> _Records for this task_
** Start **
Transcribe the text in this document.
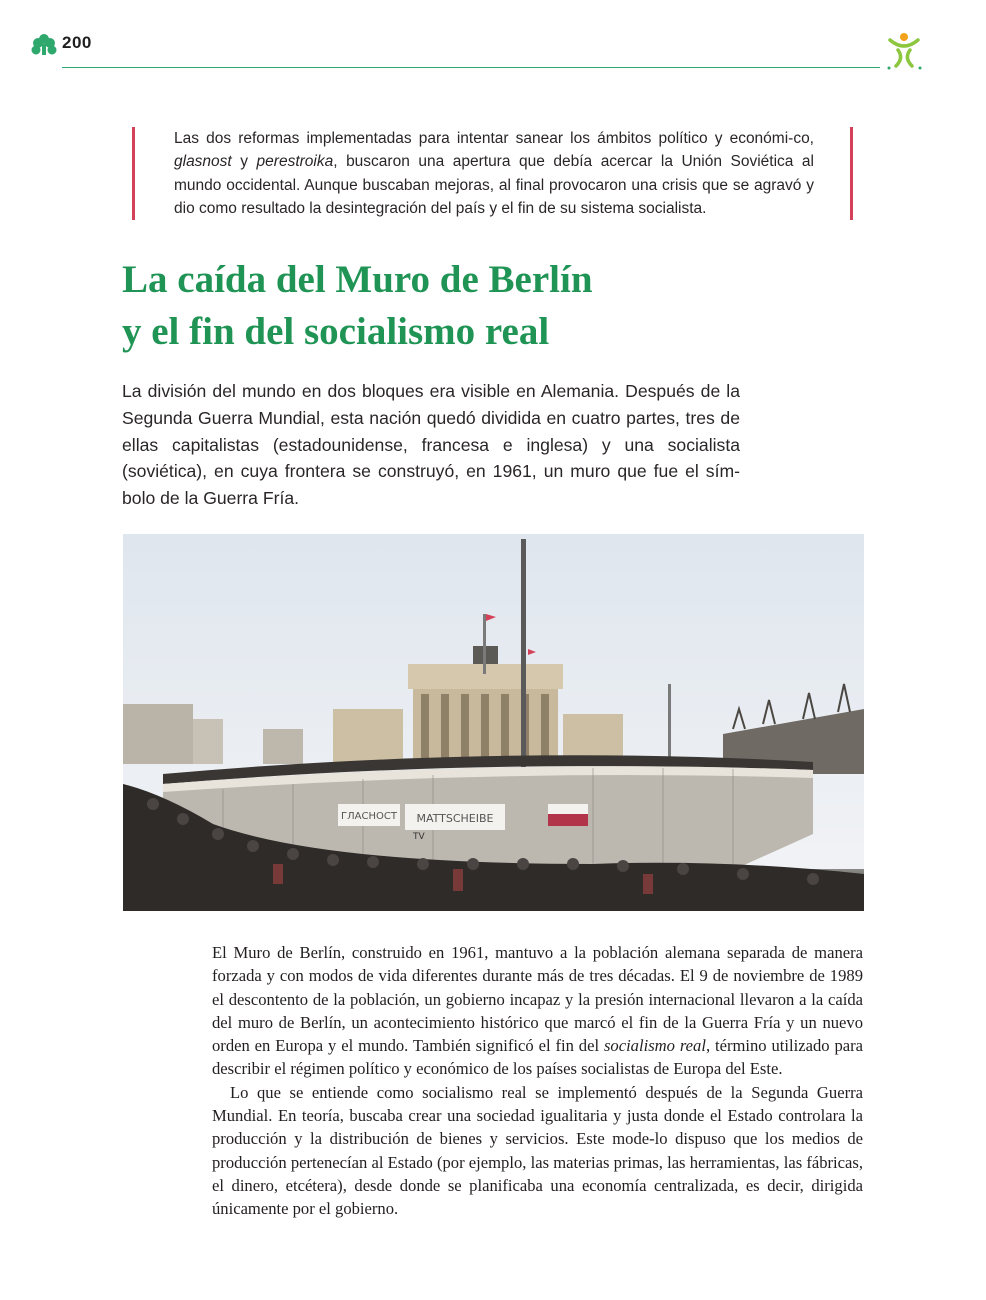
200
Las dos reformas implementadas para intentar sanear los ámbitos político y económi-co, glasnost y perestroika, buscaron una apertura que debía acercar la Unión Soviética al mundo occidental. Aunque buscaban mejoras, al final provocaron una crisis que se agravó y dio como resultado la desintegración del país y el fin de su sistema socialista.
La caída del Muro de Berlín
y el fin del socialismo real

La división del mundo en dos bloques era visible en Alemania. Después de la Segunda Guerra Mundial, esta nación quedó dividida en cuatro partes, tres de ellas capitalistas (estadounidense, francesa e inglesa) y una socialista (soviética), en cuya frontera se construyó, en 1961, un muro que fue el sím-bolo de la Guerra Fría.

ГЛАСНОСТ MATTSCHEIBE
TV

El Muro de Berlín, construido en 1961, mantuvo a la población alemana separada de manera forzada y con modos de vida diferentes durante más de tres décadas. El 9 de noviembre de 1989 el descontento de la población, un gobierno incapaz y la presión internacional llevaron a la caída del muro de Berlín, un acontecimiento histórico que marcó el fin de la Guerra Fría y un nuevo orden en Europa y el mundo. También significó el fin del socialismo real, término utilizado para describir el régimen político y económico de los países socialistas de Europa del Este.

Lo que se entiende como socialismo real se implementó después de la Segunda Guerra Mundial. En teoría, buscaba crear una sociedad igualitaria y justa donde el Estado controlara la producción y la distribución de bienes y servicios. Este mode-lo dispuso que los medios de producción pertenecían al Estado (por ejemplo, las materias primas, las herramientas, las fábricas, el dinero, etcétera), desde donde se planificaba una economía centralizada, es decir, dirigida únicamente por el gobierno.
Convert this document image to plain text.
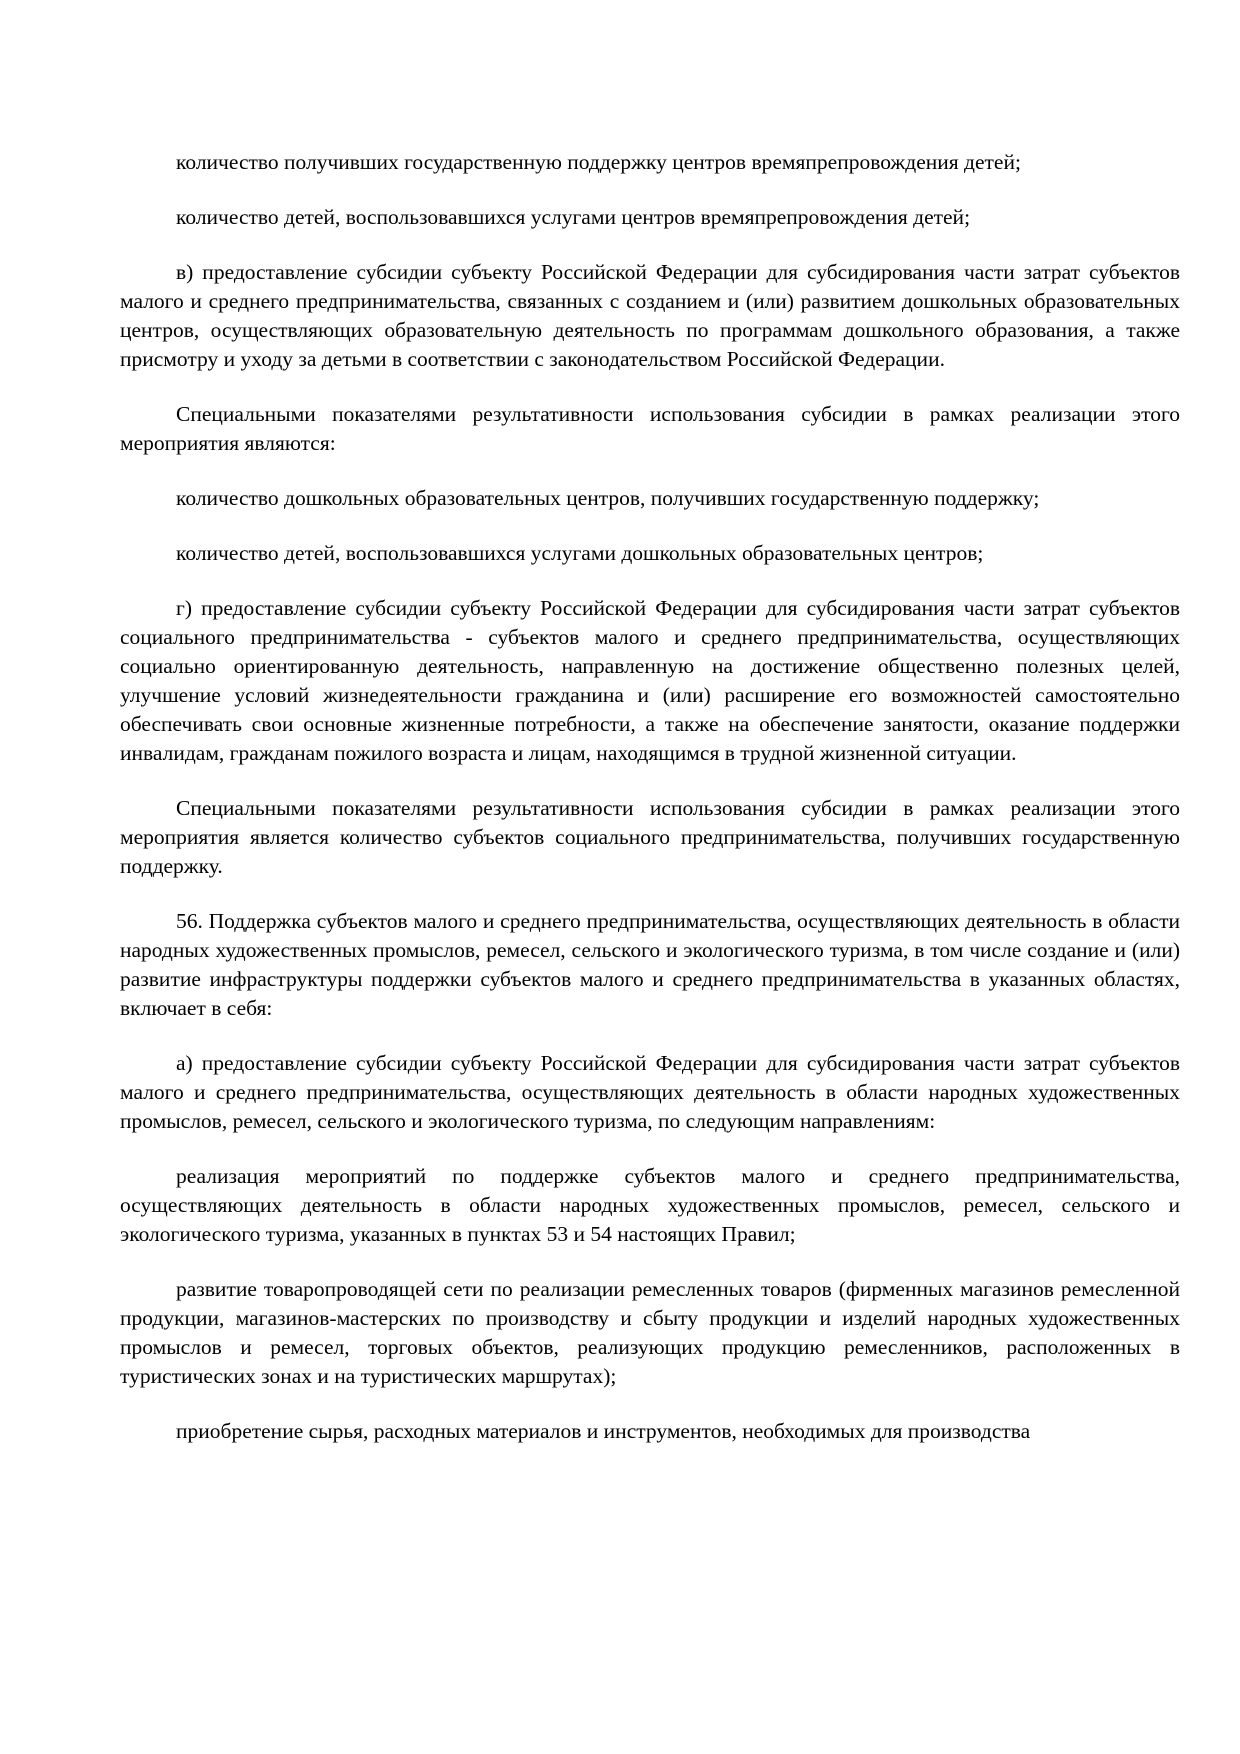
количество получивших государственную поддержку центров времяпрепровождения детей;

количество детей, воспользовавшихся услугами центров времяпрепровождения детей;

в) предоставление субсидии субъекту Российской Федерации для субсидирования части затрат субъектов малого и среднего предпринимательства, связанных с созданием и (или) развитием дошкольных образовательных центров, осуществляющих образовательную деятельность по программам дошкольного образования, а также присмотру и уходу за детьми в соответствии с законодательством Российской Федерации.

Специальными показателями результативности использования субсидии в рамках реализации этого мероприятия являются:

количество дошкольных образовательных центров, получивших государственную поддержку;

количество детей, воспользовавшихся услугами дошкольных образовательных центров;

г) предоставление субсидии субъекту Российской Федерации для субсидирования части затрат субъектов социального предпринимательства - субъектов малого и среднего предпринимательства, осуществляющих социально ориентированную деятельность, направленную на достижение общественно полезных целей, улучшение условий жизнедеятельности гражданина и (или) расширение его возможностей самостоятельно обеспечивать свои основные жизненные потребности, а также на обеспечение занятости, оказание поддержки инвалидам, гражданам пожилого возраста и лицам, находящимся в трудной жизненной ситуации.

Специальными показателями результативности использования субсидии в рамках реализации этого мероприятия является количество субъектов социального предпринимательства, получивших государственную поддержку.

56. Поддержка субъектов малого и среднего предпринимательства, осуществляющих деятельность в области народных художественных промыслов, ремесел, сельского и экологического туризма, в том числе создание и (или) развитие инфраструктуры поддержки субъектов малого и среднего предпринимательства в указанных областях, включает в себя:

а) предоставление субсидии субъекту Российской Федерации для субсидирования части затрат субъектов малого и среднего предпринимательства, осуществляющих деятельность в области народных художественных промыслов, ремесел, сельского и экологического туризма, по следующим направлениям:

реализация мероприятий по поддержке субъектов малого и среднего предпринимательства, осуществляющих деятельность в области народных художественных промыслов, ремесел, сельского и экологического туризма, указанных в пунктах 53 и 54 настоящих Правил;

развитие товаропроводящей сети по реализации ремесленных товаров (фирменных магазинов ремесленной продукции, магазинов-мастерских по производству и сбыту продукции и изделий народных художественных промыслов и ремесел, торговых объектов, реализующих продукцию ремесленников, расположенных в туристических зонах и на туристических маршрутах);

приобретение сырья, расходных материалов и инструментов, необходимых для производства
** End **
> _Set task_
Go through the entries above and output them exactly, without pictures.

> _Finished exercise_
Transcribe the text in this document.
200
Las dos reformas implementadas para intentar sanear los ámbitos político y económi-co, glasnost y perestroika, buscaron una apertura que debía acercar la Unión Soviética al mundo occidental. Aunque buscaban mejoras, al final provocaron una crisis que se agravó y dio como resultado la desintegración del país y el fin de su sistema socialista.
La caída del Muro de Berlín
y el fin del socialismo real

La división del mundo en dos bloques era visible en Alemania. Después de la Segunda Guerra Mundial, esta nación quedó dividida en cuatro partes, tres de ellas capitalistas (estadounidense, francesa e inglesa) y una socialista (soviética), en cuya frontera se construyó, en 1961, un muro que fue el sím-bolo de la Guerra Fría.

ГЛАСНОСТ MATTSCHEIBE
TV

El Muro de Berlín, construido en 1961, mantuvo a la población alemana separada de manera forzada y con modos de vida diferentes durante más de tres décadas. El 9 de noviembre de 1989 el descontento de la población, un gobierno incapaz y la presión internacional llevaron a la caída del muro de Berlín, un acontecimiento histórico que marcó el fin de la Guerra Fría y un nuevo orden en Europa y el mundo. También significó el fin del socialismo real, término utilizado para describir el régimen político y económico de los países socialistas de Europa del Este.

Lo que se entiende como socialismo real se implementó después de la Segunda Guerra Mundial. En teoría, buscaba crear una sociedad igualitaria y justa donde el Estado controlara la producción y la distribución de bienes y servicios. Este mode-lo dispuso que los medios de producción pertenecían al Estado (por ejemplo, las materias primas, las herramientas, las fábricas, el dinero, etcétera), desde donde se planificaba una economía centralizada, es decir, dirigida únicamente por el gobierno.
Convert this document image to plain text.
количество получивших государственную поддержку центров времяпрепровождения детей;

количество детей, воспользовавшихся услугами центров времяпрепровождения детей;

в) предоставление субсидии субъекту Российской Федерации для субсидирования части затрат субъектов малого и среднего предпринимательства, связанных с созданием и (или) развитием дошкольных образовательных центров, осуществляющих образовательную деятельность по программам дошкольного образования, а также присмотру и уходу за детьми в соответствии с законодательством Российской Федерации.

Специальными показателями результативности использования субсидии в рамках реализации этого мероприятия являются:

количество дошкольных образовательных центров, получивших государственную поддержку;

количество детей, воспользовавшихся услугами дошкольных образовательных центров;

г) предоставление субсидии субъекту Российской Федерации для субсидирования части затрат субъектов социального предпринимательства - субъектов малого и среднего предпринимательства, осуществляющих социально ориентированную деятельность, направленную на достижение общественно полезных целей, улучшение условий жизнедеятельности гражданина и (или) расширение его возможностей самостоятельно обеспечивать свои основные жизненные потребности, а также на обеспечение занятости, оказание поддержки инвалидам, гражданам пожилого возраста и лицам, находящимся в трудной жизненной ситуации.

Специальными показателями результативности использования субсидии в рамках реализации этого мероприятия является количество субъектов социального предпринимательства, получивших государственную поддержку.

56. Поддержка субъектов малого и среднего предпринимательства, осуществляющих деятельность в области народных художественных промыслов, ремесел, сельского и экологического туризма, в том числе создание и (или) развитие инфраструктуры поддержки субъектов малого и среднего предпринимательства в указанных областях, включает в себя:

а) предоставление субсидии субъекту Российской Федерации для субсидирования части затрат субъектов малого и среднего предпринимательства, осуществляющих деятельность в области народных художественных промыслов, ремесел, сельского и экологического туризма, по следующим направлениям:

реализация мероприятий по поддержке субъектов малого и среднего предпринимательства, осуществляющих деятельность в области народных художественных промыслов, ремесел, сельского и экологического туризма, указанных в пунктах 53 и 54 настоящих Правил;

развитие товаропроводящей сети по реализации ремесленных товаров (фирменных магазинов ремесленной продукции, магазинов-мастерских по производству и сбыту продукции и изделий народных художественных промыслов и ремесел, торговых объектов, реализующих продукцию ремесленников, расположенных в туристических зонах и на туристических маршрутах);

приобретение сырья, расходных материалов и инструментов, необходимых для производства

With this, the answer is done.